The exercise:
Write out the material below word for word, everything from its first line down to and including the line that contains "resistor R 8ohm — [165, 90, 197, 103]".
<<<<
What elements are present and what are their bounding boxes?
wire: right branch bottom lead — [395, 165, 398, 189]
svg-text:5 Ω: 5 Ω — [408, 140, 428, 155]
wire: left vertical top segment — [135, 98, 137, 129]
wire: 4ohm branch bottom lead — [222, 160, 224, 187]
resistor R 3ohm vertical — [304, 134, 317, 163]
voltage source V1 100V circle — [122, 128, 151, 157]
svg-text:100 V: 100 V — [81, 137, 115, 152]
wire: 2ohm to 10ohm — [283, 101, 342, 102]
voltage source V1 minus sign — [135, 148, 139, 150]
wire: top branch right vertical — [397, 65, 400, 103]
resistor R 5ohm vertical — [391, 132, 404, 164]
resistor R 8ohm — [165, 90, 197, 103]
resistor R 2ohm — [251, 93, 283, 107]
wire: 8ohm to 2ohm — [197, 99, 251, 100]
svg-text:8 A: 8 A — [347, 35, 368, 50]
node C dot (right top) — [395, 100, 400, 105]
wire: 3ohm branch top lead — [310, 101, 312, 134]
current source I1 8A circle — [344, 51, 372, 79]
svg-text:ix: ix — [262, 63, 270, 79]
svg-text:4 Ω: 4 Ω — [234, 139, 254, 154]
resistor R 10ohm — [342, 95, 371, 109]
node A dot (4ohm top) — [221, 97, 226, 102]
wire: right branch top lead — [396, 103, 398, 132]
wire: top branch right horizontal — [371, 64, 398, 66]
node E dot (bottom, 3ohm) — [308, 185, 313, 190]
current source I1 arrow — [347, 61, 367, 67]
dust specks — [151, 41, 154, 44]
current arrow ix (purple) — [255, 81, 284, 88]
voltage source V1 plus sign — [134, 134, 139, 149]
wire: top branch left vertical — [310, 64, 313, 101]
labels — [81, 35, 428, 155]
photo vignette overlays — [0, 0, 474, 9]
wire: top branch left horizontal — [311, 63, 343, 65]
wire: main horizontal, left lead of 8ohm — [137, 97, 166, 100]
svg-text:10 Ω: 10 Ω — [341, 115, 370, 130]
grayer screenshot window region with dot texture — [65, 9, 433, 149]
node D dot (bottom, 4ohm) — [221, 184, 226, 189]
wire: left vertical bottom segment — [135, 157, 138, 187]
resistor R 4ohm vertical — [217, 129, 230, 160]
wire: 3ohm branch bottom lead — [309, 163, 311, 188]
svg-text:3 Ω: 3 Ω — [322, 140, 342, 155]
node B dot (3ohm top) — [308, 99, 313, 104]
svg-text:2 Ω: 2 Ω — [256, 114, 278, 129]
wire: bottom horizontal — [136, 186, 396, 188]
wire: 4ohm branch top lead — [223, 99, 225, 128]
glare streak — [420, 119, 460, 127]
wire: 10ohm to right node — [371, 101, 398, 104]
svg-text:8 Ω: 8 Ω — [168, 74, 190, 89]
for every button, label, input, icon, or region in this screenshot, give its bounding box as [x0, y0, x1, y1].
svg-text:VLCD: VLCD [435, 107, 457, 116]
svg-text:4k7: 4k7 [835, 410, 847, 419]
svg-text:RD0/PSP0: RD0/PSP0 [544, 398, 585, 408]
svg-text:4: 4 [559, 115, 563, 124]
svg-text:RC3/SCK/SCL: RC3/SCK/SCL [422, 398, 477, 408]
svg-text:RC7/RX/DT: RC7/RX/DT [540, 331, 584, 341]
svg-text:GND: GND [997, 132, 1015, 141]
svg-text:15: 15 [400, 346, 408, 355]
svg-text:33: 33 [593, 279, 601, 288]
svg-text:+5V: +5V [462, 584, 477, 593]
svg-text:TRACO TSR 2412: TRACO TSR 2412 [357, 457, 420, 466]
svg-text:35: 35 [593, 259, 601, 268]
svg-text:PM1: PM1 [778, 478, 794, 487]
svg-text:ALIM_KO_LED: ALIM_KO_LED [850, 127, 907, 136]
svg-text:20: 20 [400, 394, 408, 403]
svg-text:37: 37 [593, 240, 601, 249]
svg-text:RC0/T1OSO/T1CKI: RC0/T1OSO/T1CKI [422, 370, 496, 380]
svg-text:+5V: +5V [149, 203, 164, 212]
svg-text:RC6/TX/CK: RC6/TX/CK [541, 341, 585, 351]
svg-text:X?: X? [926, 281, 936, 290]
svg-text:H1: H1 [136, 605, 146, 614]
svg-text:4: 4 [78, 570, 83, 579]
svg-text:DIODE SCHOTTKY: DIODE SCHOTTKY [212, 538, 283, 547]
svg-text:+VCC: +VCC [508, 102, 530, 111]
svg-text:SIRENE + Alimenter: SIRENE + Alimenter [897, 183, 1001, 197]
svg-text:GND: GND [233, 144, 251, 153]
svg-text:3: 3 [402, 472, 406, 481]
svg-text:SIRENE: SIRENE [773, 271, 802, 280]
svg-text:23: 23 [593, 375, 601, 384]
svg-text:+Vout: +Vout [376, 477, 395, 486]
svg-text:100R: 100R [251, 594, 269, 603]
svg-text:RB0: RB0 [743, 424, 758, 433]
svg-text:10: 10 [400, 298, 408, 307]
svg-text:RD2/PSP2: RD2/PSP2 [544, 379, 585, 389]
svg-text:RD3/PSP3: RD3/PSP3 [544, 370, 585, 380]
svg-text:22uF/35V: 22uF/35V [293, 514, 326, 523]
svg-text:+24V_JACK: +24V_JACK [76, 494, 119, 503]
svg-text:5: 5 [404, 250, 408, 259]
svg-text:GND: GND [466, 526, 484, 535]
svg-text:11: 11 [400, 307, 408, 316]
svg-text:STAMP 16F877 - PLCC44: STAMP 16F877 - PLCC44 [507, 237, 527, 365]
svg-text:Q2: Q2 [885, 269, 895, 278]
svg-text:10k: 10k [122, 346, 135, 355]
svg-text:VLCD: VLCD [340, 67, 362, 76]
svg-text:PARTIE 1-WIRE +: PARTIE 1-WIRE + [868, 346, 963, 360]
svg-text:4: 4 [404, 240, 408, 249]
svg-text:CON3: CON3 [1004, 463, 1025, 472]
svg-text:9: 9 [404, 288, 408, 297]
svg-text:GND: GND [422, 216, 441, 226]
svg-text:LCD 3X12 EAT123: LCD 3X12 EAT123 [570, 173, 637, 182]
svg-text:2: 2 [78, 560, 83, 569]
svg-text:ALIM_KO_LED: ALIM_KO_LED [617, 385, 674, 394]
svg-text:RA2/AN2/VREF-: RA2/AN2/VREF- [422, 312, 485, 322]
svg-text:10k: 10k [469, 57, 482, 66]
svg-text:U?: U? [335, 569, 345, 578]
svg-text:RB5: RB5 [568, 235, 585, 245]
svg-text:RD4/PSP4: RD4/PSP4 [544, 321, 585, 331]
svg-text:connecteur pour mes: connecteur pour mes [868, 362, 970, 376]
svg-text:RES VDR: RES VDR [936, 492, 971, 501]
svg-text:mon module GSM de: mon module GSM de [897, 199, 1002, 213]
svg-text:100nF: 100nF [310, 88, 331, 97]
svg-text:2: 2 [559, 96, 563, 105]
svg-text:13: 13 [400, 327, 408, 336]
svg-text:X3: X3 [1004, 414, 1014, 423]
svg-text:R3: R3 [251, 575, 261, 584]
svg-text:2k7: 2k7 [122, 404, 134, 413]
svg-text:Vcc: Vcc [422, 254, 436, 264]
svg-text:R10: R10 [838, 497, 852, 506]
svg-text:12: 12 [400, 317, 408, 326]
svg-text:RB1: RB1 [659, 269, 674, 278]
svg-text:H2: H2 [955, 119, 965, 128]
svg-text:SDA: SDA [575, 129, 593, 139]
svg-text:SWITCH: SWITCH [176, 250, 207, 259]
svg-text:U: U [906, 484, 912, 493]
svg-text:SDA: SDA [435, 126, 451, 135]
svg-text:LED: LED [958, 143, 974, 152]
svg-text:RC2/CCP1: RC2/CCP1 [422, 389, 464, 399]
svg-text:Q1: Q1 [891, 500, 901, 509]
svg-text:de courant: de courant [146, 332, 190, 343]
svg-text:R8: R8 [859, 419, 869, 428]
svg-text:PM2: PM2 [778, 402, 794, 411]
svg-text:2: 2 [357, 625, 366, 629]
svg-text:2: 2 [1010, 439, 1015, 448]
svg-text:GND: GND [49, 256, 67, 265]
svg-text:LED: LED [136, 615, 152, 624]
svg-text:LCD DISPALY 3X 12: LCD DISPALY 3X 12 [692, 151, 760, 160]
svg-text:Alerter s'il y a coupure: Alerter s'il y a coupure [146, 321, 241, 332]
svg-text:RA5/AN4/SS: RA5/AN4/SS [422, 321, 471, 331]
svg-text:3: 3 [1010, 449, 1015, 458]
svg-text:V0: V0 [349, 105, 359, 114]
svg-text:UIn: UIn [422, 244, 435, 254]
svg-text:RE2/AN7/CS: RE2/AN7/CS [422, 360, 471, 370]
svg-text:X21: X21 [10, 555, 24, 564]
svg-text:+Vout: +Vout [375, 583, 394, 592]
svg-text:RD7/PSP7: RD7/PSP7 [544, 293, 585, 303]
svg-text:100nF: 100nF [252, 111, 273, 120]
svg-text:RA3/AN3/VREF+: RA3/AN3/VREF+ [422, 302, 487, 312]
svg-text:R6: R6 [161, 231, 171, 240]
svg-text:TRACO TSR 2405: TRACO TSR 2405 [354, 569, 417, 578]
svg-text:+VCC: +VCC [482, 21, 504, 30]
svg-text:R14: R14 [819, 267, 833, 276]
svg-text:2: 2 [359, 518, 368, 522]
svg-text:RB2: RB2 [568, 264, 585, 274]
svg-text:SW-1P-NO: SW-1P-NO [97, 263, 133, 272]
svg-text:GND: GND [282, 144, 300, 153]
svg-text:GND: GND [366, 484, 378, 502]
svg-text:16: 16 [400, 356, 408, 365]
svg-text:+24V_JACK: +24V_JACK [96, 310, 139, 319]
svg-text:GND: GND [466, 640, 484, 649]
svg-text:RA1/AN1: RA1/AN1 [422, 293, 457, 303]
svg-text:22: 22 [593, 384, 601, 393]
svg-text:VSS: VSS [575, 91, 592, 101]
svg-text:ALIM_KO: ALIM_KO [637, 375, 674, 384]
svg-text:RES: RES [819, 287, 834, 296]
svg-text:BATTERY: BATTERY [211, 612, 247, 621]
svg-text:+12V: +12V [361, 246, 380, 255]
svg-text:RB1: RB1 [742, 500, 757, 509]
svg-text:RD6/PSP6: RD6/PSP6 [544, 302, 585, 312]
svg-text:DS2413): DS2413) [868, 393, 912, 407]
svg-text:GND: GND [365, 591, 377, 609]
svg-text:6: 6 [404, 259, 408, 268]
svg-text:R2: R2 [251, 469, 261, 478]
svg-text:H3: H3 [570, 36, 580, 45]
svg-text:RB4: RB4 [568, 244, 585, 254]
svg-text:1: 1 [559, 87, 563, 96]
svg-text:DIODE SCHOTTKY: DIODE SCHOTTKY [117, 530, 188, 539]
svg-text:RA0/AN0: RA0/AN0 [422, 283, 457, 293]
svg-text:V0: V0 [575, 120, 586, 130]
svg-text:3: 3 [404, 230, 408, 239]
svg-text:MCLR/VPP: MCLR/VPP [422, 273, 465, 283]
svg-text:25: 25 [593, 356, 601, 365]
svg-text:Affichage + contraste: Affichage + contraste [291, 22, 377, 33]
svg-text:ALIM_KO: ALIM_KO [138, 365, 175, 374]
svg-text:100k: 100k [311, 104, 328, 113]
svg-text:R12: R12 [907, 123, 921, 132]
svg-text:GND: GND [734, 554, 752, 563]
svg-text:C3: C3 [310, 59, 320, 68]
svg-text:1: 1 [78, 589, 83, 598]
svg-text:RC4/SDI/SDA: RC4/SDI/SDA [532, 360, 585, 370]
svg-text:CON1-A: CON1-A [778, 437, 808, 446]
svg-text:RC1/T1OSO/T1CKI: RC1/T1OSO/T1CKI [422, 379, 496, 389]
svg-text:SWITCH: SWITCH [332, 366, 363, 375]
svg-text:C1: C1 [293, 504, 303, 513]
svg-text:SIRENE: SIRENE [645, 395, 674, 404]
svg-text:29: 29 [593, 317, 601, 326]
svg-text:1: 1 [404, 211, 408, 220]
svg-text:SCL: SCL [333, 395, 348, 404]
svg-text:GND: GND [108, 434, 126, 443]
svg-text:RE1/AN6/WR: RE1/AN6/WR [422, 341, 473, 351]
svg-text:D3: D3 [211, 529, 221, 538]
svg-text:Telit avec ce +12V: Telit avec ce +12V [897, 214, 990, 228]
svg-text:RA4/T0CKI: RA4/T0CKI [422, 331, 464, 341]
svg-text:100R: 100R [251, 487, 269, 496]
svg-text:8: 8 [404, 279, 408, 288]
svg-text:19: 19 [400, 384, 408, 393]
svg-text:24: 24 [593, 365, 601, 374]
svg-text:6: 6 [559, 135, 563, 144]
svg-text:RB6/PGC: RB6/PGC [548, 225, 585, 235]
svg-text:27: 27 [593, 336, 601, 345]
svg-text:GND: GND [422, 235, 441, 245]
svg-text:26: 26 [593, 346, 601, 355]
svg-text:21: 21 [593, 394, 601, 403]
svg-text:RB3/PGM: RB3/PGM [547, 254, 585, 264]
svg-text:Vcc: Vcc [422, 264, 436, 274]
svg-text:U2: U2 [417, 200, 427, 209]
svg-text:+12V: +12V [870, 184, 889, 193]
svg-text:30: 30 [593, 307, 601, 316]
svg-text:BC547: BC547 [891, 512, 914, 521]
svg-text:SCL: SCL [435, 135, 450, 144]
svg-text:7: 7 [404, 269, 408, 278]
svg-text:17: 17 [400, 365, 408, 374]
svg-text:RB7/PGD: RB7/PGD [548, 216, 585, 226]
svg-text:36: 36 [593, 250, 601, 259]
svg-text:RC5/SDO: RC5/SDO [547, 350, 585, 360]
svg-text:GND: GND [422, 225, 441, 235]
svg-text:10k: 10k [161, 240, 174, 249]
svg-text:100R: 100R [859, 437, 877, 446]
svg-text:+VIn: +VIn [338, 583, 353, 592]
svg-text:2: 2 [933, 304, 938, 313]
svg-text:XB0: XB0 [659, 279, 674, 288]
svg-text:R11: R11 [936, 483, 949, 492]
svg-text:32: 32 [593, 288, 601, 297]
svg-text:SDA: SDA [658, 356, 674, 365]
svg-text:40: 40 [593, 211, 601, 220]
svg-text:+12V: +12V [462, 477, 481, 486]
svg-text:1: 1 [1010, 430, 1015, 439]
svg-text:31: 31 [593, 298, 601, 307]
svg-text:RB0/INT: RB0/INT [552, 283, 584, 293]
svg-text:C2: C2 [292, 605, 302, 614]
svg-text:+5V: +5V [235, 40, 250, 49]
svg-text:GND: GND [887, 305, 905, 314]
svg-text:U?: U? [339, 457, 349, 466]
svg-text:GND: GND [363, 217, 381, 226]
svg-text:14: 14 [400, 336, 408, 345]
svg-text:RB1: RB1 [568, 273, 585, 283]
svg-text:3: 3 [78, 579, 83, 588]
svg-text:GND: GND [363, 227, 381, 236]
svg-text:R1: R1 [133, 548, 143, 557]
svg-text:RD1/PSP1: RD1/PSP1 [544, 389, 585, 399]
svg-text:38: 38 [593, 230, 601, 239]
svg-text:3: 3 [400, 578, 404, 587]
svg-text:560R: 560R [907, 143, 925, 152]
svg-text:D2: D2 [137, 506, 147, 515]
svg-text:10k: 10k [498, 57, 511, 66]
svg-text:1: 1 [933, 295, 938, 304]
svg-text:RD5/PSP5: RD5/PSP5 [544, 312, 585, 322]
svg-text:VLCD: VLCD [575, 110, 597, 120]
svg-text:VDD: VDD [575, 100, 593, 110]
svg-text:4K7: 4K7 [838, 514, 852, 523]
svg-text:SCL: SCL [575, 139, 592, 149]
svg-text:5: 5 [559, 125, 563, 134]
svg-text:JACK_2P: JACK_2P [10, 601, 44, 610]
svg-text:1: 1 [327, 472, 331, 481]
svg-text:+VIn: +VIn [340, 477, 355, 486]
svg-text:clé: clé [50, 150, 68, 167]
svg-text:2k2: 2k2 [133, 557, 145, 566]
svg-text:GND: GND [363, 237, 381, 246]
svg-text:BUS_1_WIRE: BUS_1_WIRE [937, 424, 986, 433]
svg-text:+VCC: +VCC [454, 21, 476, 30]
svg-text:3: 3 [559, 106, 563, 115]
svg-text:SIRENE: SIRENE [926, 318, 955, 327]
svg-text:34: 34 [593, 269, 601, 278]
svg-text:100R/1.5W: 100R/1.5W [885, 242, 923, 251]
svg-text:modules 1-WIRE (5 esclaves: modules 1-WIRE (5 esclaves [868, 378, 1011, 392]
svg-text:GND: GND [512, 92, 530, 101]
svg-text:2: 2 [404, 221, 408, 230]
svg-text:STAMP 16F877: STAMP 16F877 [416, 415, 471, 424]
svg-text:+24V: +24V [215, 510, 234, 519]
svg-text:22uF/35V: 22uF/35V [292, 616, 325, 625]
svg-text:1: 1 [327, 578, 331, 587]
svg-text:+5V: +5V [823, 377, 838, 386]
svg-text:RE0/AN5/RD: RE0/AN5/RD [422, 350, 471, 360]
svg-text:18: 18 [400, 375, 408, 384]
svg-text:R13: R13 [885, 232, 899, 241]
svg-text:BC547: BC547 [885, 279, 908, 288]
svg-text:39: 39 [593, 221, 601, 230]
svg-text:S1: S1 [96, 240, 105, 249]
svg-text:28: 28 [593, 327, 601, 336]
>>>>
Solution for this exercise:
What elements are present and what are their bounding boxes?
wire: right branch bottom lead — [395, 165, 398, 189]
svg-text:5 Ω: 5 Ω — [408, 140, 428, 155]
wire: left vertical top segment — [135, 98, 137, 129]
wire: 4ohm branch bottom lead — [222, 160, 224, 187]
resistor R 3ohm vertical — [304, 134, 317, 163]
voltage source V1 100V circle — [122, 128, 151, 157]
svg-text:100 V: 100 V — [81, 137, 115, 152]
wire: 2ohm to 10ohm — [283, 101, 342, 102]
voltage source V1 minus sign — [135, 148, 139, 150]
wire: top branch right vertical — [397, 65, 400, 103]
resistor R 5ohm vertical — [391, 132, 404, 164]
resistor R 8ohm — [165, 90, 197, 103]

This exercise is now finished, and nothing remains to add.